Reproduce each line bearing the word "Speed".
## begin
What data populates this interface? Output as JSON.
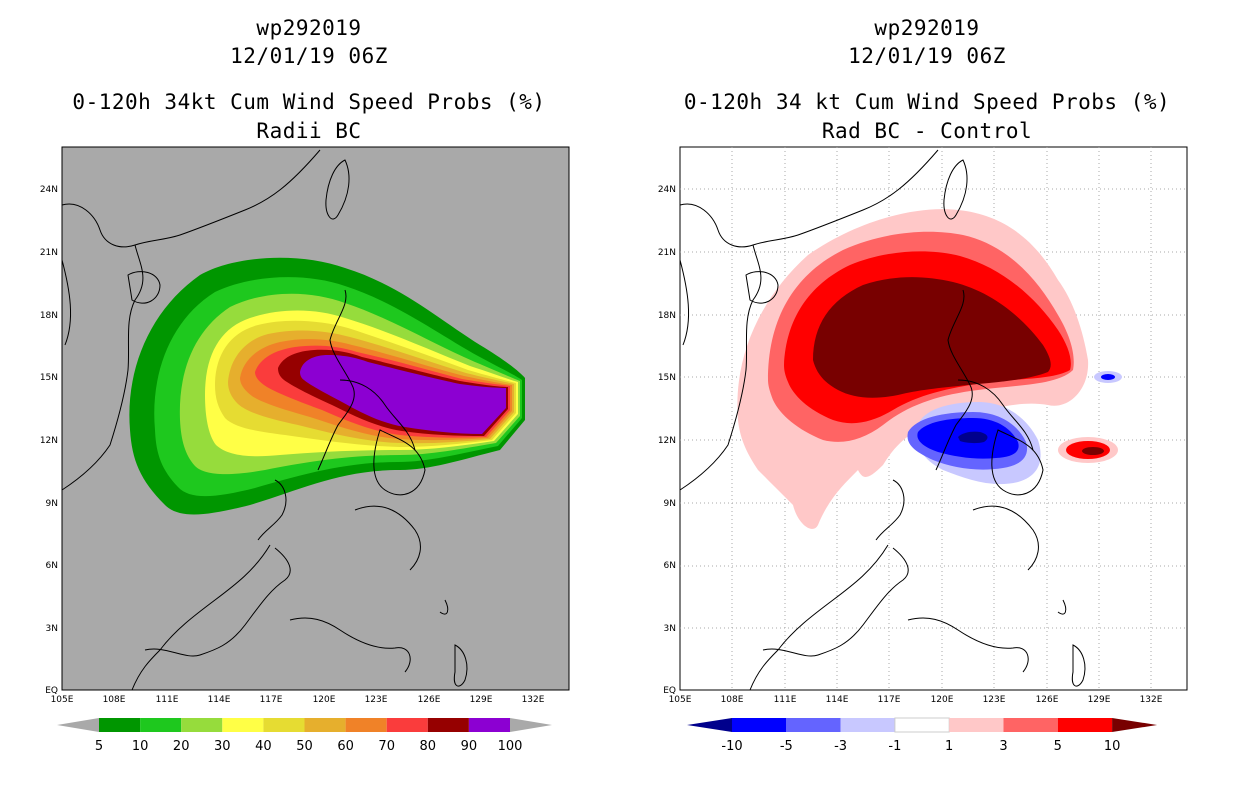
{
  "left": {
    "title_line1": "wp292019",
    "title_line2": "12/01/19 06Z",
    "title_line3": "0-120h 34kt Cum Wind Speed Probs (%)",
    "title_line4": "Radii BC",
    "background_color": "#a9a9a9",
    "colorbar": {
      "labels": [
        "5",
        "10",
        "20",
        "30",
        "40",
        "50",
        "60",
        "70",
        "80",
        "90",
        "100"
      ],
      "colors": [
        "#009600",
        "#1ec81e",
        "#96dc3c",
        "#ffff46",
        "#e6dc32",
        "#e6af2d",
        "#f08228",
        "#fa3c3c",
        "#960000",
        "#8c00d2"
      ]
    }
  },
  "right": {
    "title_line1": "wp292019",
    "title_line2": "12/01/19 06Z",
    "title_line3": "0-120h 34 kt Cum Wind Speed Probs (%)",
    "title_line4": "Rad BC - Control",
    "background_color": "#ffffff",
    "colorbar": {
      "labels": [
        "-10",
        "-5",
        "-3",
        "-1",
        "1",
        "3",
        "5",
        "10"
      ],
      "colors": [
        "#00008c",
        "#0000ff",
        "#6464ff",
        "#c8c8ff",
        "#ffffff",
        "#ffc8c8",
        "#ff6464",
        "#ff0000",
        "#780000"
      ]
    }
  },
  "axes": {
    "lon_labels": [
      "105E",
      "108E",
      "111E",
      "114E",
      "117E",
      "120E",
      "123E",
      "126E",
      "129E",
      "132E"
    ],
    "lat_labels": [
      "EQ",
      "3N",
      "6N",
      "9N",
      "12N",
      "15N",
      "18N",
      "21N",
      "24N"
    ]
  }
}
## end
*ANSWER IN FULL*.
    "title_line3": "0-120h 34kt Cum Wind Speed Probs (%)",
    "title_line3": "0-120h 34 kt Cum Wind Speed Probs (%)",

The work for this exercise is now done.